The problem:
List each line in which the string "jeden" appears.

## begin

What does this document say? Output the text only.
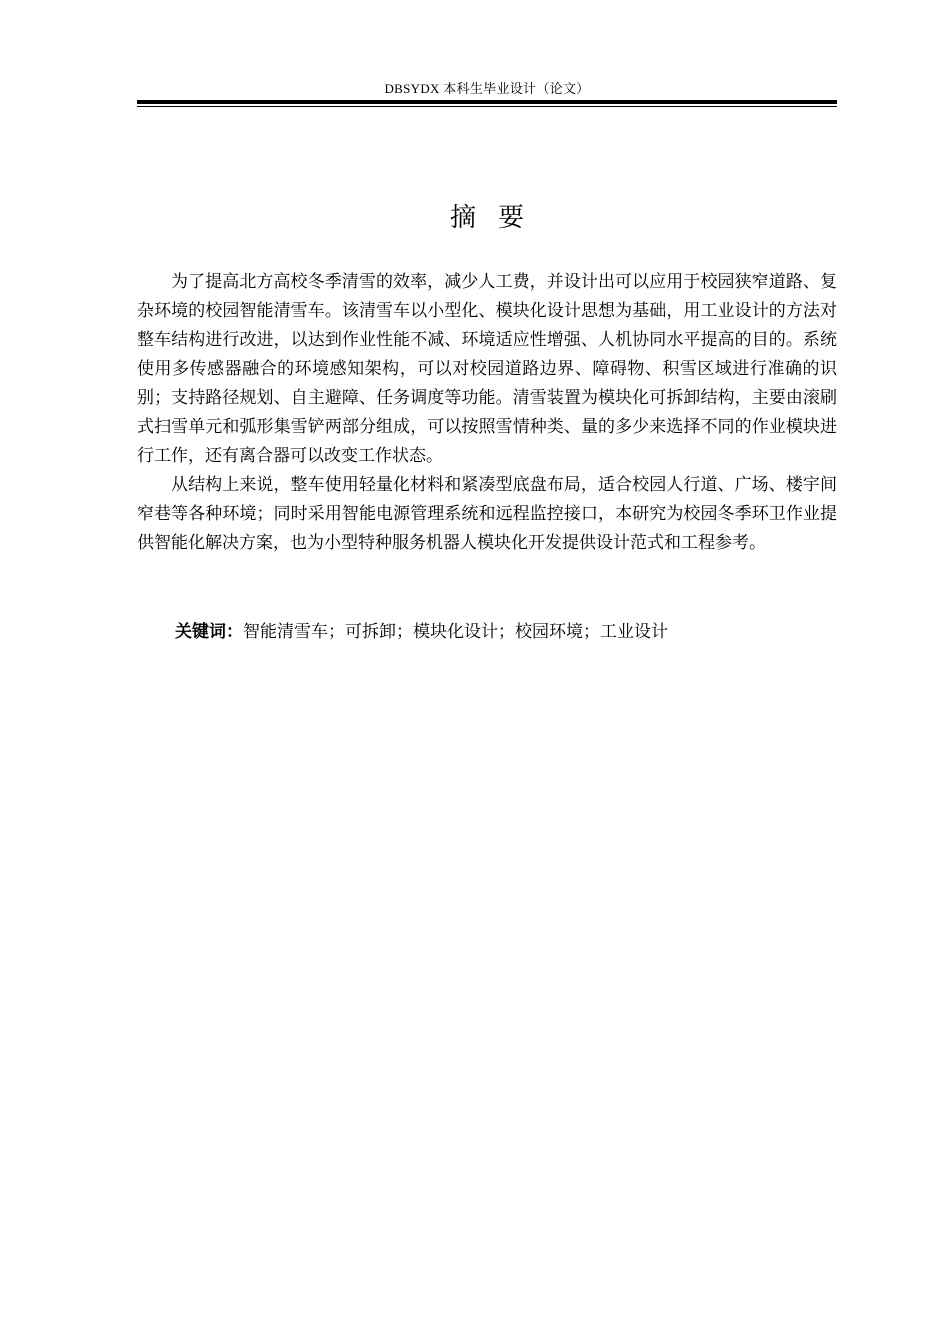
DBSYDX 本科生毕业设计（论文）
摘要

为了提高北方高校冬季清雪的效率，减少人工费，并设计出可以应用于校园狭窄道路、复杂环境的校园智能清雪车。该清雪车以小型化、模块化设计思想为基础，用工业设计的方法对整车结构进行改进，以达到作业性能不减、环境适应性增强、人机协同水平提高的目的。系统使用多传感器融合的环境感知架构，可以对校园道路边界、障碍物、积雪区域进行准确的识别；支持路径规划、自主避障、任务调度等功能。清雪装置为模块化可拆卸结构，主要由滚刷式扫雪单元和弧形集雪铲两部分组成，可以按照雪情种类、量的多少来选择不同的作业模块进行工作，还有离合器可以改变工作状态。

从结构上来说，整车使用轻量化材料和紧凑型底盘布局，适合校园人行道、广场、楼宇间窄巷等各种环境；同时采用智能电源管理系统和远程监控接口，本研究为校园冬季环卫作业提供智能化解决方案，也为小型特种服务机器人模块化开发提供设计范式和工程参考。

关键词：智能清雪车；可拆卸；模块化设计；校园环境；工业设计
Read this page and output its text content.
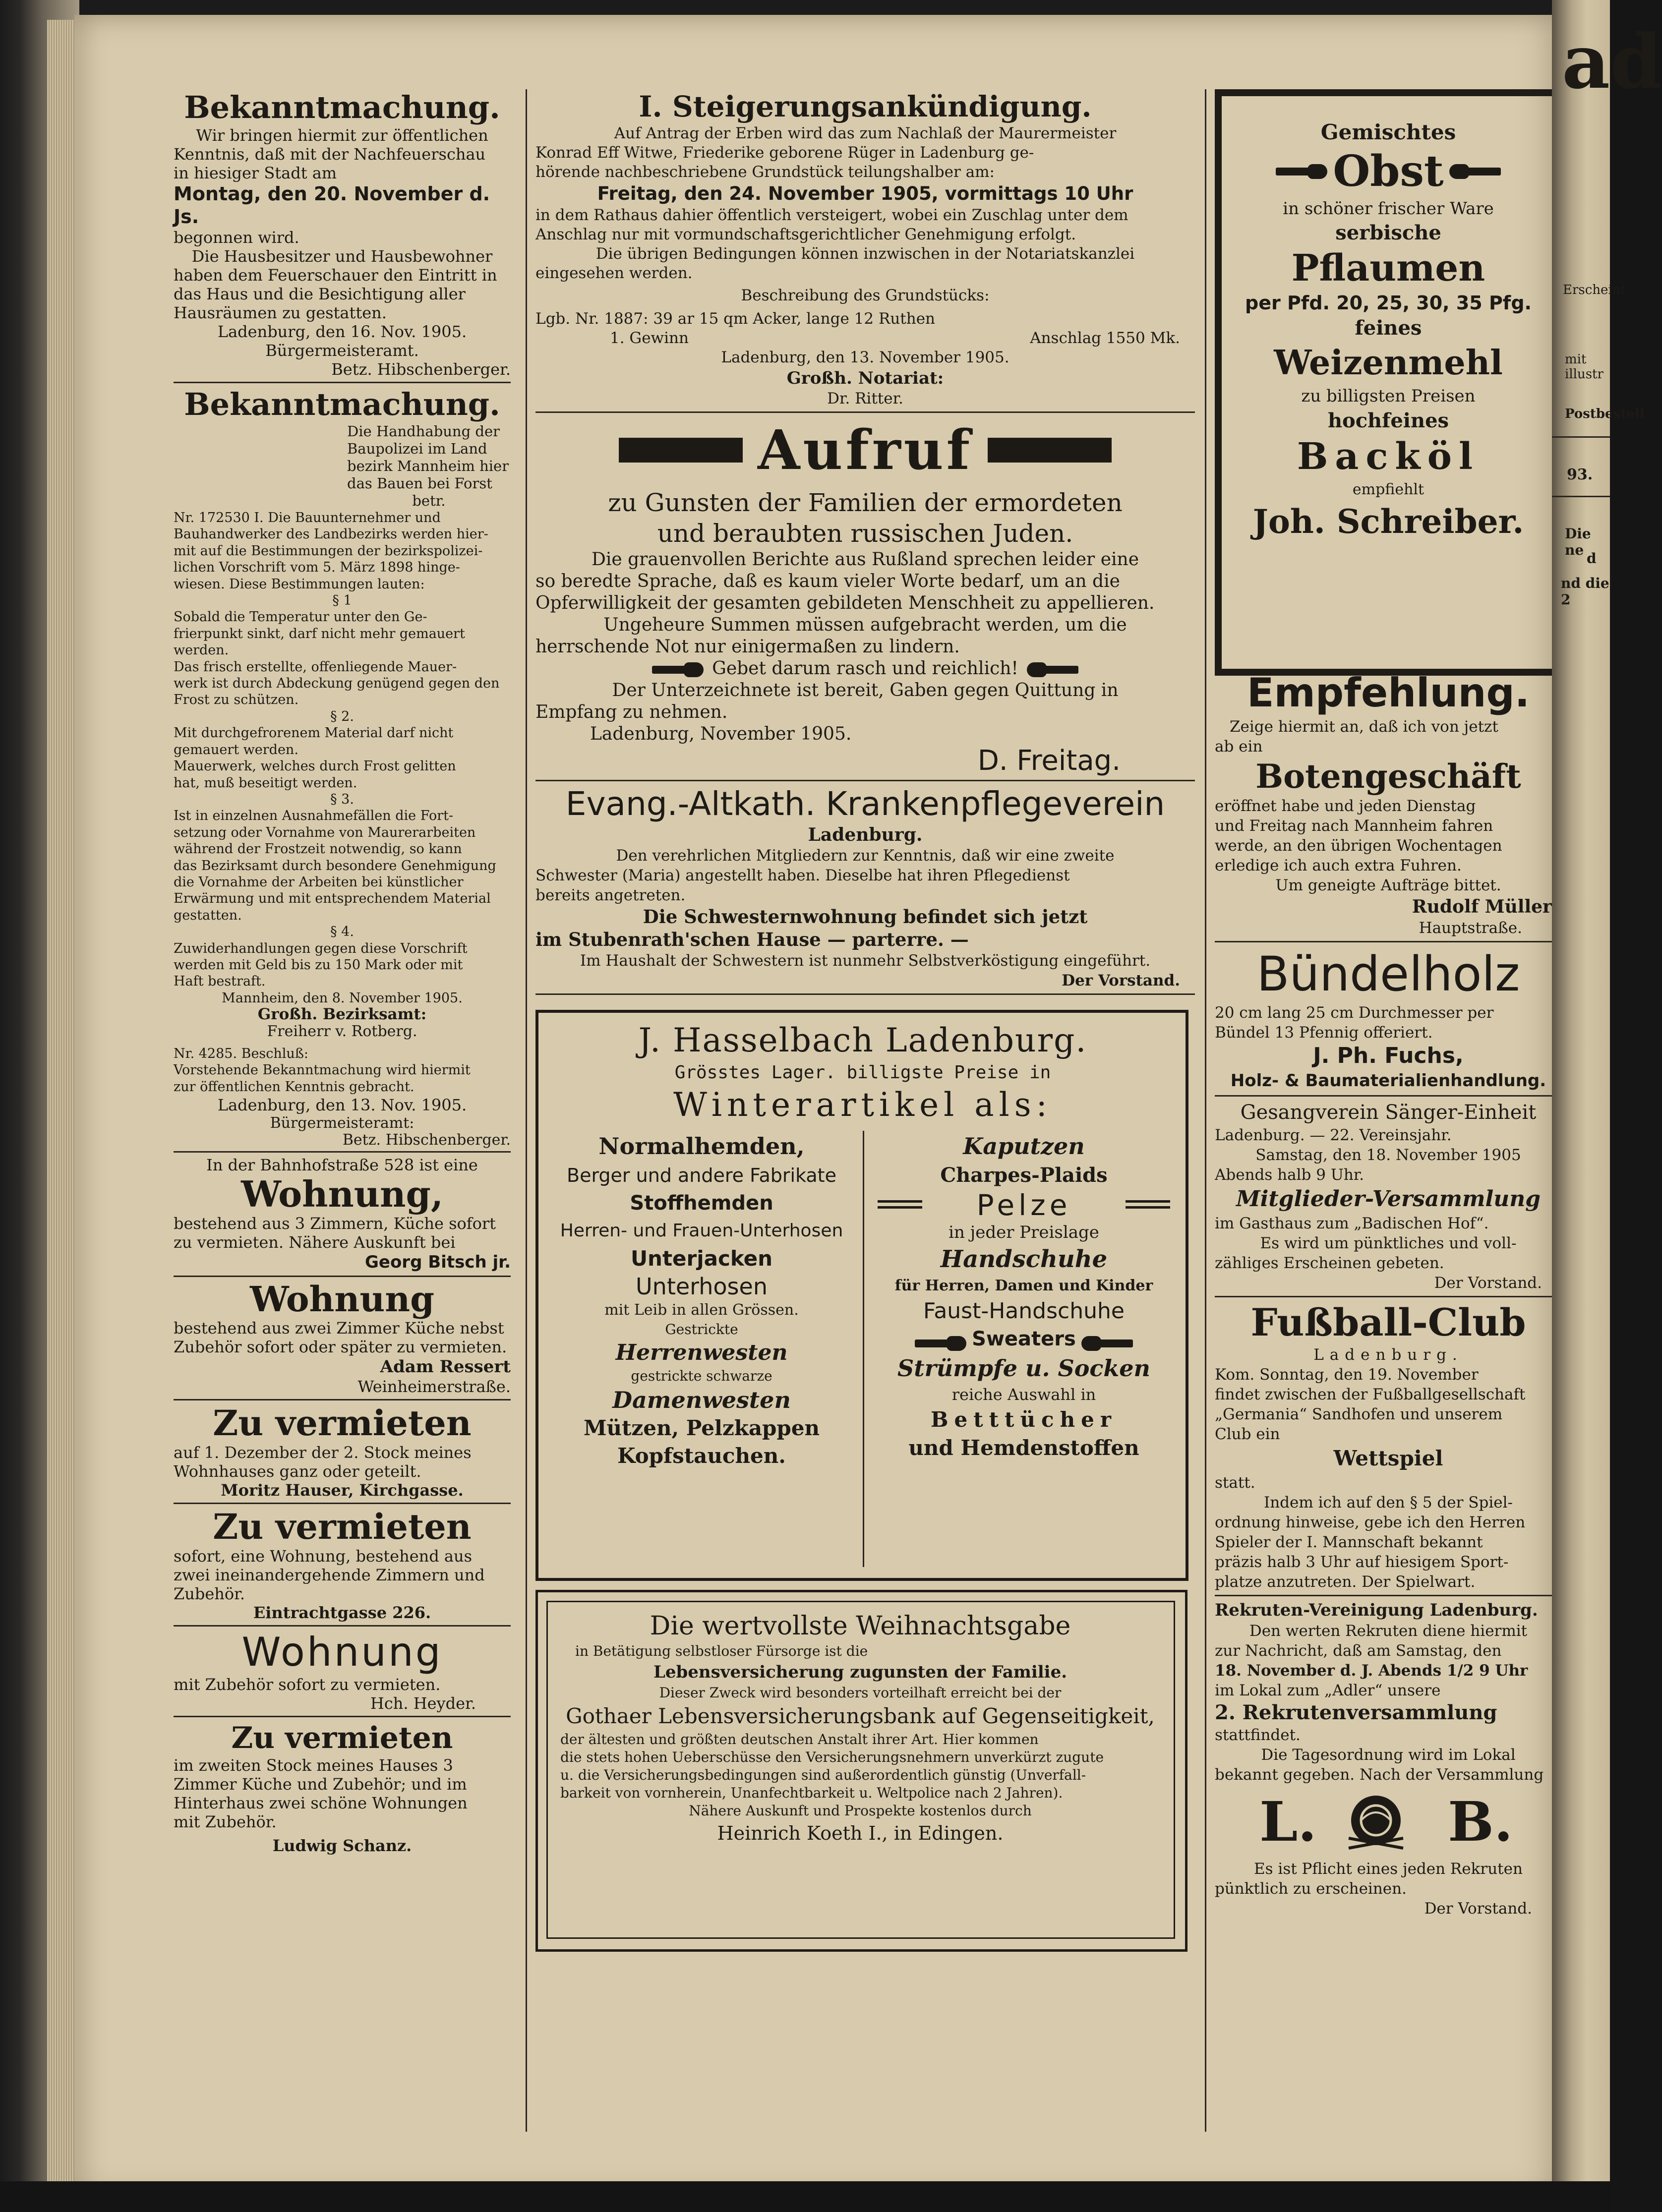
Bekanntmachung.

Wir bringen hiermit zur öffentlichen

Kenntnis, daß mit der Nachfeuerschau

in hiesiger Stadt am

Montag, den 20. November d. Js.

begonnen wird.

Die Hausbesitzer und Hausbewohner

haben dem Feuerschauer den Eintritt in

das Haus und die Besichtigung aller

Hausräumen zu gestatten.

Ladenburg, den 16. Nov. 1905.

Bürgermeisteramt.

Betz. Hibschenberger.

Bekanntmachung.

Die Handhabung der

Baupolizei im Land

bezirk Mannheim hier

das Bauen bei Forst

betr.

Nr. 172530 I. Die Bauunternehmer und
Bauhandwerker des Landbezirks werden hier-
mit auf die Bestimmungen der bezirkspolizei-
lichen Vorschrift vom 5. März 1898 hinge-
wiesen. Diese Bestimmungen lauten:
§ 1
Sobald die Temperatur unter den Ge-
frierpunkt sinkt, darf nicht mehr gemauert
werden.
Das frisch erstellte, offenliegende Mauer-
werk ist durch Abdeckung genügend gegen den
Frost zu schützen.
§ 2.
Mit durchgefrorenem Material darf nicht
gemauert werden.
Mauerwerk, welches durch Frost gelitten
hat, muß beseitigt werden.
§ 3.
Ist in einzelnen Ausnahmefällen die Fort-
setzung oder Vornahme von Maurerarbeiten
während der Frostzeit notwendig, so kann
das Bezirksamt durch besondere Genehmigung
die Vornahme der Arbeiten bei künstlicher
Erwärmung und mit entsprechendem Material
gestatten.
§ 4.
Zuwiderhandlungen gegen diese Vorschrift
werden mit Geld bis zu 150 Mark oder mit
Haft bestraft.
Mannheim, den 8. November 1905.
Großh. Bezirksamt:
Freiherr v. Rotberg.
Nr. 4285. Beschluß:
Vorstehende Bekanntmachung wird hiermit
zur öffentlichen Kenntnis gebracht.
Ladenburg, den 13. Nov. 1905.
Bürgermeisteramt:
Betz. Hibschenberger.

In der Bahnhofstraße 528 ist eine

Wohnung,

bestehend aus 3 Zimmern, Küche sofort

zu vermieten. Nähere Auskunft bei

Georg Bitsch jr.

Wohnung

bestehend aus zwei Zimmer Küche nebst

Zubehör sofort oder später zu vermieten.

Adam Ressert

Weinheimerstraße.

Zu vermieten

auf 1. Dezember der 2. Stock meines

Wohnhauses ganz oder geteilt.

Moritz Hauser, Kirchgasse.

Zu vermieten

sofort, eine Wohnung, bestehend aus

zwei ineinandergehende Zimmern und

Zubehör.

Eintrachtgasse 226.

Wohnung

mit Zubehör sofort zu vermieten.

Hch. Heyder.

Zu vermieten

im zweiten Stock meines Hauses 3

Zimmer Küche und Zubehör; und im

Hinterhaus zwei schöne Wohnungen

mit Zubehör.

Ludwig Schanz.

I. Steigerungsankündigung.
Auf Antrag der Erben wird das zum Nachlaß der Maurermeister
Konrad Eff Witwe, Friederike geborene Rüger in Ladenburg ge-
hörende nachbeschriebene Grundstück teilungshalber am:
Freitag, den 24. November 1905, vormittags 10 Uhr
in dem Rathaus dahier öffentlich versteigert, wobei ein Zuschlag unter dem
Anschlag nur mit vormundschaftsgerichtlicher Genehmigung erfolgt.
Die übrigen Bedingungen können inzwischen in der Notariatskanzlei
eingesehen werden.
Beschreibung des Grundstücks:
Lgb. Nr. 1887: 39 ar 15 qm Acker, lange 12 Ruthen
1. Gewinn	Anschlag 1550 Mk.
Ladenburg, den 13. November 1905.
Großh. Notariat:
Dr. Ritter.
Aufruf
zu Gunsten der Familien der ermordeten
und beraubten russischen Juden.
Die grauenvollen Berichte aus Rußland sprechen leider eine
so beredte Sprache, daß es kaum vieler Worte bedarf, um an die
Opferwilligkeit der gesamten gebildeten Menschheit zu appellieren.
Ungeheure Summen müssen aufgebracht werden, um die
herrschende Not nur einigermaßen zu lindern.
Gebet darum rasch und reichlich!
Der Unterzeichnete ist bereit, Gaben gegen Quittung in
Empfang zu nehmen.
Ladenburg, November 1905.
D. Freitag.
Evang.-Altkath. Krankenpflegeverein
Ladenburg.
Den verehrlichen Mitgliedern zur Kenntnis, daß wir eine zweite
Schwester (Maria) angestellt haben. Dieselbe hat ihren Pflegedienst
bereits angetreten.
Die Schwesternwohnung befindet sich jetzt
im Stubenrath'schen Hause — parterre. —
Im Haushalt der Schwestern ist nunmehr Selbstverköstigung eingeführt.
Der Vorstand.
J. Hasselbach Ladenburg.
Grösstes Lager. billigste Preise in
Winterartikel als:
Normalhemden,
Berger und andere Fabrikate
Stoffhemden
Herren- und Frauen-Unterhosen
Unterjacken
Unterhosen
mit Leib in allen Grössen.
Gestrickte
Herrenwesten
gestrickte schwarze
Damenwesten
Mützen, Pelzkappen
Kopfstauchen.
Kaputzen
Charpes-Plaids
Pelze
in jeder Preislage
Handschuhe
für Herren, Damen und Kinder
Faust-Handschuhe
Sweaters
Strümpfe u. Socken
reiche Auswahl in
Betttücher
und Hemdenstoffen
Die wertvollste Weihnachtsgabe
in Betätigung selbstloser Fürsorge ist die
Lebensversicherung zugunsten der Familie.
Dieser Zweck wird besonders vorteilhaft erreicht bei der
Gothaer Lebensversicherungsbank auf Gegenseitigkeit,
der ältesten und größten deutschen Anstalt ihrer Art. Hier kommen
die stets hohen Ueberschüsse den Versicherungsnehmern unverkürzt zugute
u. die Versicherungsbedingungen sind außerordentlich günstig (Unverfall-
barkeit von vornherein, Unanfechtbarkeit u. Weltpolice nach 2 Jahren).
Nähere Auskunft und Prospekte kostenlos durch
Heinrich Koeth I., in Edingen.
Gemischtes
Obst
in schöner frischer Ware
serbische
Pflaumen
per Pfd. 20, 25, 30, 35 Pfg.
feines
Weizenmehl
zu billigsten Preisen
hochfeines
Backöl
empfiehlt
Joh. Schreiber.
Empfehlung.
Zeige hiermit an, daß ich von jetzt
ab ein
Botengeschäft
eröffnet habe und jeden Dienstag
und Freitag nach Mannheim fahren
werde, an den übrigen Wochentagen
erledige ich auch extra Fuhren.
Um geneigte Aufträge bittet.
Rudolf Müller
Hauptstraße.
Bündelholz
20 cm lang 25 cm Durchmesser per
Bündel 13 Pfennig offeriert.
J. Ph. Fuchs,
Holz- & Baumaterialienhandlung.
Gesangverein Sänger-Einheit
Ladenburg. — 22. Vereinsjahr.
Samstag, den 18. November 1905
Abends halb 9 Uhr.
Mitglieder-Versammlung
im Gasthaus zum „Badischen Hof“.
Es wird um pünktliches und voll-
zähliges Erscheinen gebeten.
Der Vorstand.
Fußball-Club
Ladenburg.
Kom. Sonntag, den 19. November
findet zwischen der Fußballgesellschaft
„Germania“ Sandhofen und unserem
Club ein
Wettspiel
statt.
Indem ich auf den § 5 der Spiel-
ordnung hinweise, gebe ich den Herren
Spieler der I. Mannschaft bekannt
präzis halb 3 Uhr auf hiesigem Sport-
platze anzutreten. Der Spielwart.
Rekruten-Vereinigung Ladenburg.
Den werten Rekruten diene hiermit
zur Nachricht, daß am Samstag, den
18. November d. J. Abends 1/2 9 Uhr
im Lokal zum „Adler“ unsere
2. Rekrutenversammlung
stattfindet.
Die Tagesordnung wird im Lokal
bekannt gegeben. Nach der Versammlung
L. B.
Es ist Pflicht eines jeden Rekruten
pünktlich zu erscheinen.
Der Vorstand.
ad
Erscheint
mit illustr
Postbestell
93.
Die ne
d
nd die 2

## end

Answer to the exercise:
eröffnet habe und jeden Dienstag
Es ist Pflicht eines jeden Rekruten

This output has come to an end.